[Data records]
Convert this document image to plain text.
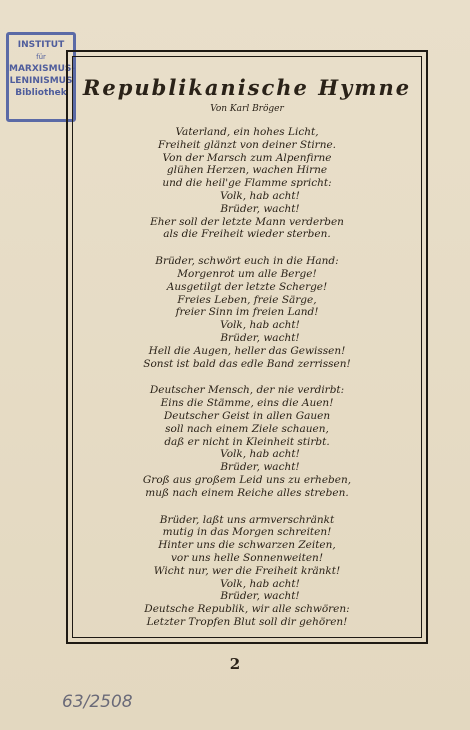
INSTITUT
für
MARXISMUS-
LENINISMUS
Bibliothek Republikanische Hymne
Von Karl Bröger
Vaterland, ein hohes Licht,
Freiheit glänzt von deiner Stirne.
Von der Marsch zum Alpenfirne
glühen Herzen, wachen Hirne
und die heil'ge Flamme spricht:
Volk, hab acht!
Brüder, wacht!
Eher soll der letzte Mann verderben
als die Freiheit wieder sterben.
Brüder, schwört euch in die Hand:
Morgenrot um alle Berge!
Ausgetilgt der letzte Scherge!
Freies Leben, freie Särge,
freier Sinn im freien Land!
Volk, hab acht!
Brüder, wacht!
Hell die Augen, heller das Gewissen!
Sonst ist bald das edle Band zerrissen!
Deutscher Mensch, der nie verdirbt:
Eins die Stämme, eins die Auen!
Deutscher Geist in allen Gauen
soll nach einem Ziele schauen,
daß er nicht in Kleinheit stirbt.
Volk, hab acht!
Brüder, wacht!
Groß aus großem Leid uns zu erheben,
muß nach einem Reiche alles streben.
Brüder, laßt uns armverschränkt
mutig in das Morgen schreiten!
Hinter uns die schwarzen Zeiten,
vor uns helle Sonnenweiten!
Wicht nur, wer die Freiheit kränkt!
Volk, hab acht!
Brüder, wacht!
Deutsche Republik, wir alle schwören:
Letzter Tropfen Blut soll dir gehören!
2
63/2508
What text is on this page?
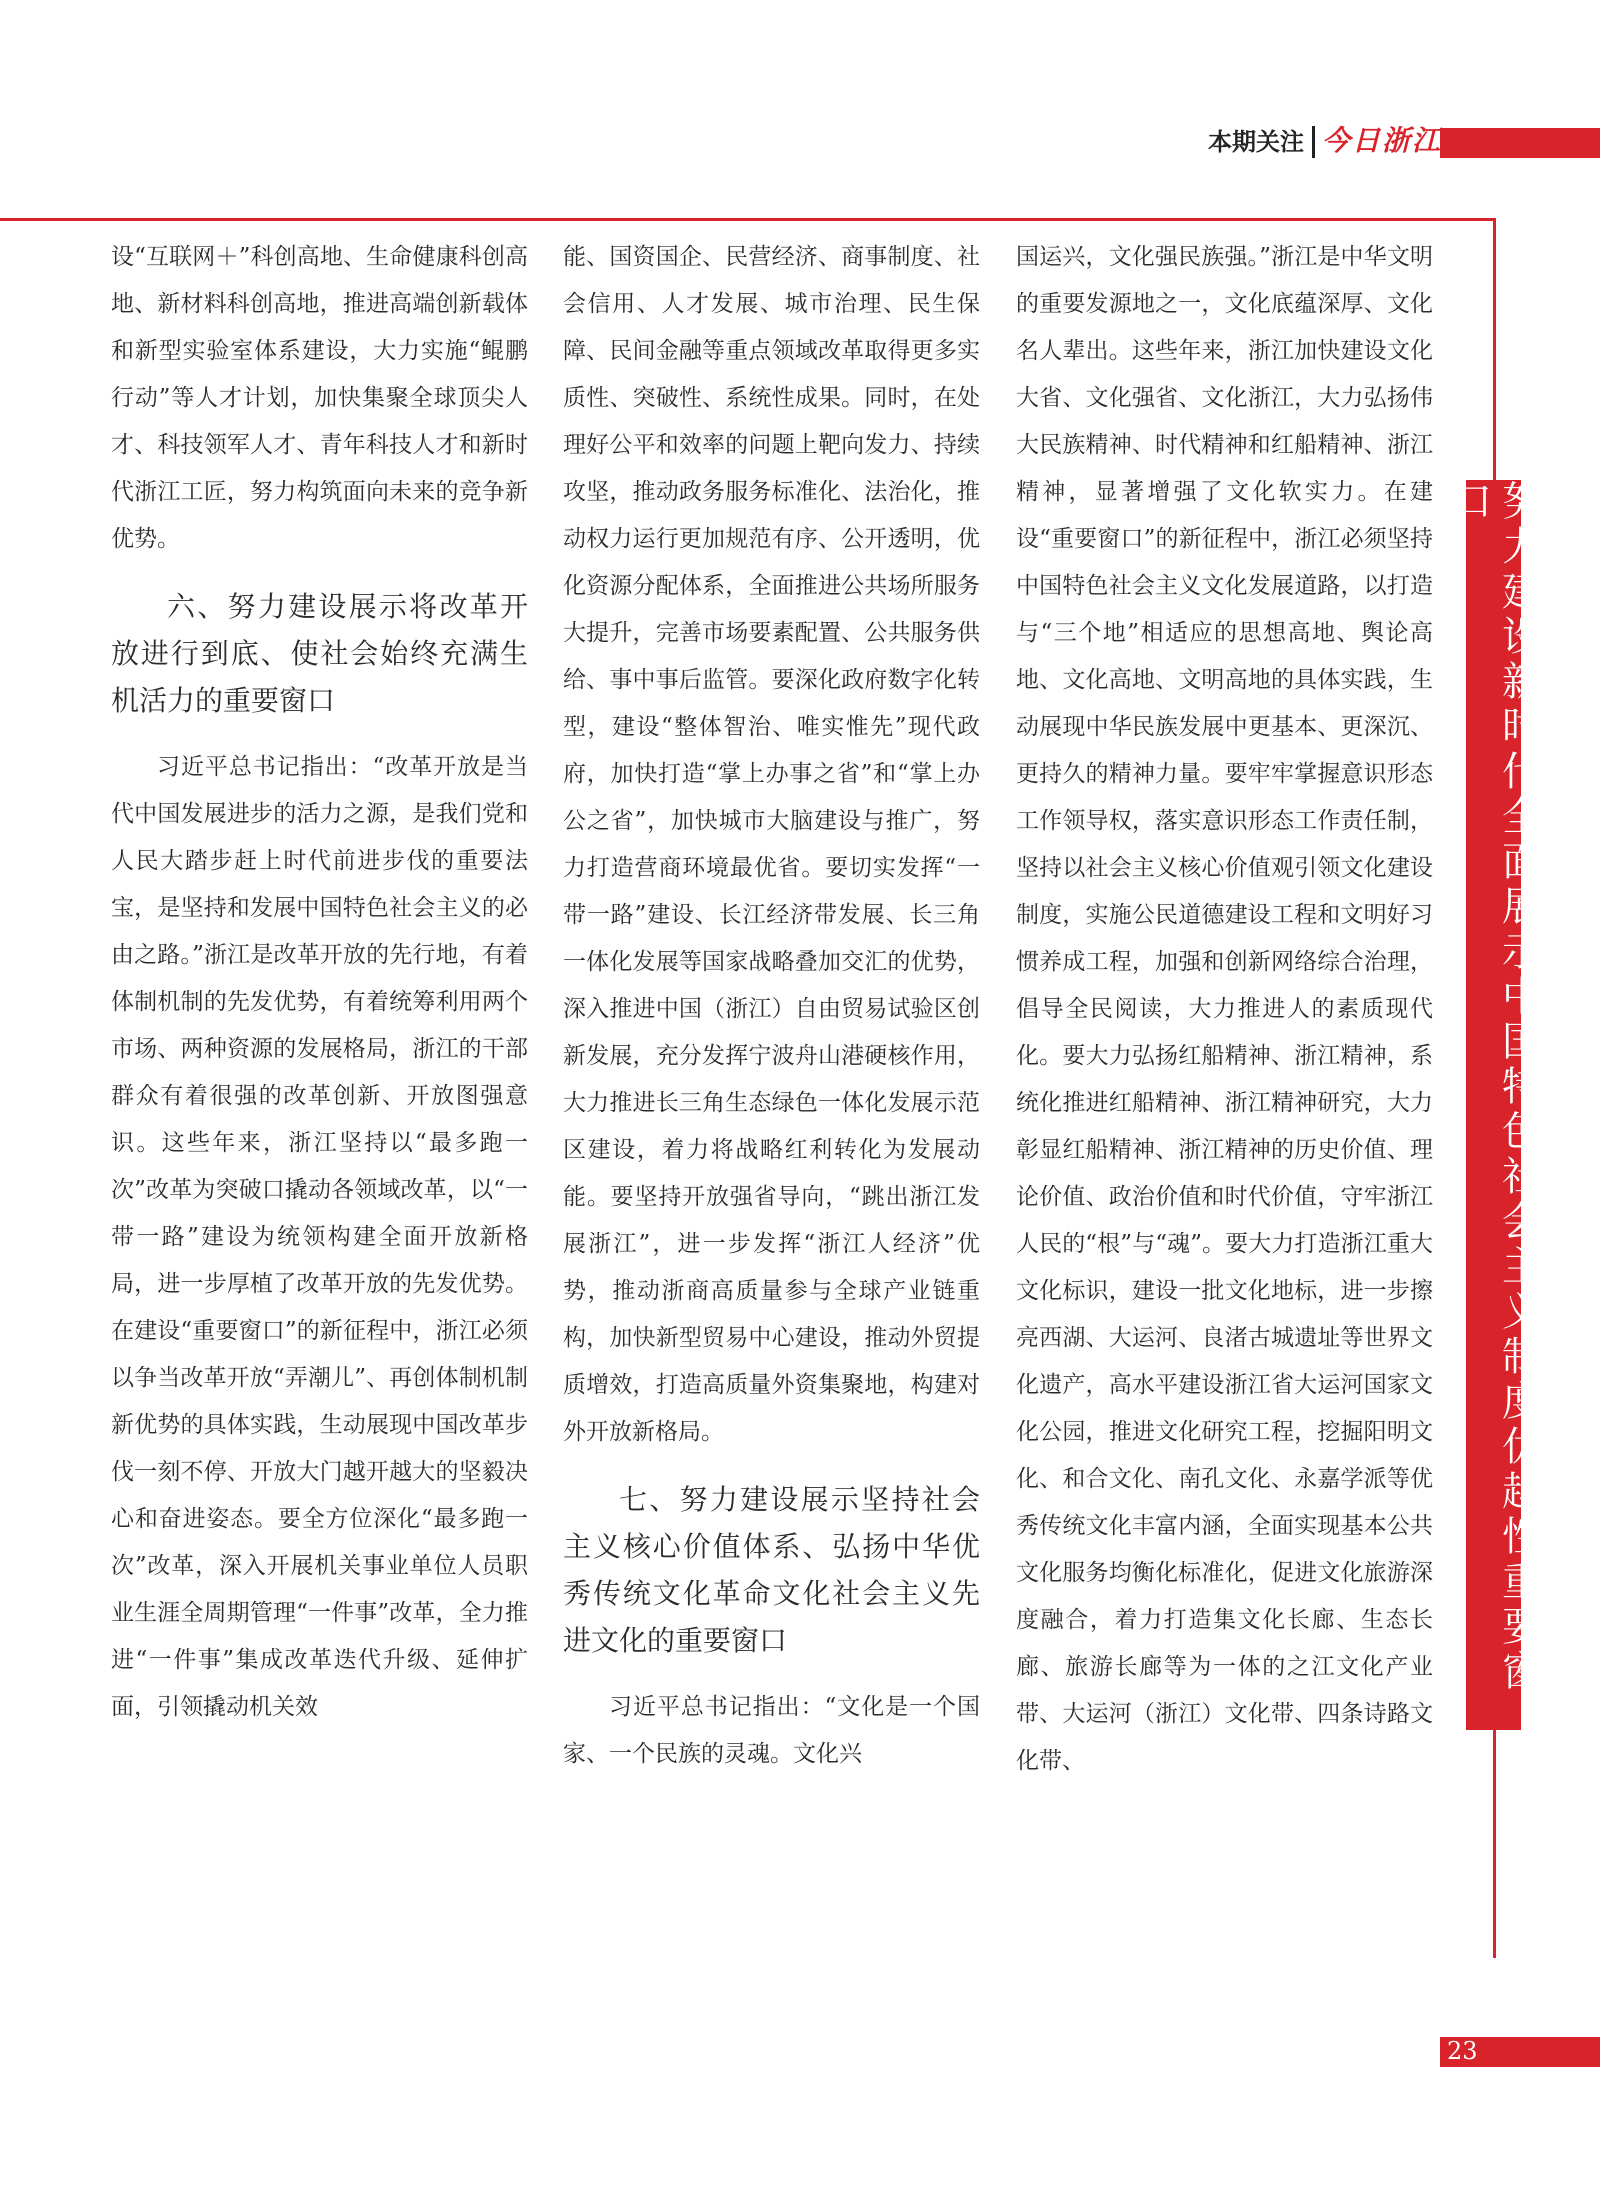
本期关注 今日浙江
努力建设新时代全面展示中国特色社会主义制度优越性重要窗口

设“互联网＋”科创高地、生命健康科创高地、新材料科创高地，推进高端创新载体和新型实验室体系建设，大力实施“鲲鹏行动”等人才计划，加快集聚全球顶尖人才、科技领军人才、青年科技人才和新时代浙江工匠，努力构筑面向未来的竞争新优势。

六、努力建设展示将改革开放进行到底、使社会始终充满生机活力的重要窗口

习近平总书记指出：“改革开放是当代中国发展进步的活力之源，是我们党和人民大踏步赶上时代前进步伐的重要法宝，是坚持和发展中国特色社会主义的必由之路。”浙江是改革开放的先行地，有着体制机制的先发优势，有着统筹利用两个市场、两种资源的发展格局，浙江的干部群众有着很强的改革创新、开放图强意识。这些年来，浙江坚持以“最多跑一次”改革为突破口撬动各领域改革，以“一带一路”建设为统领构建全面开放新格局，进一步厚植了改革开放的先发优势。在建设“重要窗口”的新征程中，浙江必须以争当改革开放“弄潮儿”、再创体制机制新优势的具体实践，生动展现中国改革步伐一刻不停、开放大门越开越大的坚毅决心和奋进姿态。要全方位深化“最多跑一次”改革，深入开展机关事业单位人员职业生涯全周期管理“一件事”改革，全力推进“一件事”集成改革迭代升级、延伸扩面，引领撬动机关效

能、国资国企、民营经济、商事制度、社会信用、人才发展、城市治理、民生保障、民间金融等重点领域改革取得更多实质性、突破性、系统性成果。同时，在处理好公平和效率的问题上靶向发力、持续攻坚，推动政务服务标准化、法治化，推动权力运行更加规范有序、公开透明，优化资源分配体系，全面推进公共场所服务大提升，完善市场要素配置、公共服务供给、事中事后监管。要深化政府数字化转型，建设“整体智治、唯实惟先”现代政府，加快打造“掌上办事之省”和“掌上办公之省”，加快城市大脑建设与推广，努力打造营商环境最优省。要切实发挥“一带一路”建设、长江经济带发展、长三角一体化发展等国家战略叠加交汇的优势，深入推进中国（浙江）自由贸易试验区创新发展，充分发挥宁波舟山港硬核作用，大力推进长三角生态绿色一体化发展示范区建设，着力将战略红利转化为发展动能。要坚持开放强省导向，“跳出浙江发展浙江”，进一步发挥“浙江人经济”优势，推动浙商高质量参与全球产业链重构，加快新型贸易中心建设，推动外贸提质增效，打造高质量外资集聚地，构建对外开放新格局。

七、努力建设展示坚持社会主义核心价值体系、弘扬中华优秀传统文化革命文化社会主义先进文化的重要窗口

习近平总书记指出：“文化是一个国家、一个民族的灵魂。文化兴

国运兴，文化强民族强。”浙江是中华文明的重要发源地之一，文化底蕴深厚、文化名人辈出。这些年来，浙江加快建设文化大省、文化强省、文化浙江，大力弘扬伟大民族精神、时代精神和红船精神、浙江精神，显著增强了文化软实力。在建设“重要窗口”的新征程中，浙江必须坚持中国特色社会主义文化发展道路，以打造与“三个地”相适应的思想高地、舆论高地、文化高地、文明高地的具体实践，生动展现中华民族发展中更基本、更深沉、更持久的精神力量。要牢牢掌握意识形态工作领导权，落实意识形态工作责任制，坚持以社会主义核心价值观引领文化建设制度，实施公民道德建设工程和文明好习惯养成工程，加强和创新网络综合治理，倡导全民阅读，大力推进人的素质现代化。要大力弘扬红船精神、浙江精神，系统化推进红船精神、浙江精神研究，大力彰显红船精神、浙江精神的历史价值、理论价值、政治价值和时代价值，守牢浙江人民的“根”与“魂”。要大力打造浙江重大文化标识，建设一批文化地标，进一步擦亮西湖、大运河、良渚古城遗址等世界文化遗产，高水平建设浙江省大运河国家文化公园，推进文化研究工程，挖掘阳明文化、和合文化、南孔文化、永嘉学派等优秀传统文化丰富内涵，全面实现基本公共文化服务均衡化标准化，促进文化旅游深度融合，着力打造集文化长廊、生态长廊、旅游长廊等为一体的之江文化产业带、大运河（浙江）文化带、四条诗路文化带、

23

◆ **Exercise directions**
Looking at the data above, show all lines where the word "习近平总书记指出" occurs.

◆ **In response**
习近平总书记指出：“改革开放是当代中国发展进步的活力之源，是我们党和人民大踏步赶上时代前进步伐的重要法宝，是坚持和发展中国特色社会主义的必由之路。”浙江是改革开放的先行地，有着体制机制的先发优势，有着统筹利用两个市场、两种资源的发展格局，浙江的干部群众有着很强的改革创新、开放图强意识。这些年来，浙江坚持以“最多跑一次”改革为突破口撬动各领域改革，以“一带一路”建设为统领构建全面开放新格局，进一步厚植了改革开放的先发优势。在建设“重要窗口”的新征程中，浙江必须以争当改革开放“弄潮儿”、再创体制机制新优势的具体实践，生动展现中国改革步伐一刻不停、开放大门越开越大的坚毅决心和奋进姿态。要全方位深化“最多跑一次”改革，深入开展机关事业单位人员职业生涯全周期管理“一件事”改革，全力推进“一件事”集成改革迭代升级、延伸扩面，引领撬动机关效
习近平总书记指出：“文化是一个国家、一个民族的灵魂。文化兴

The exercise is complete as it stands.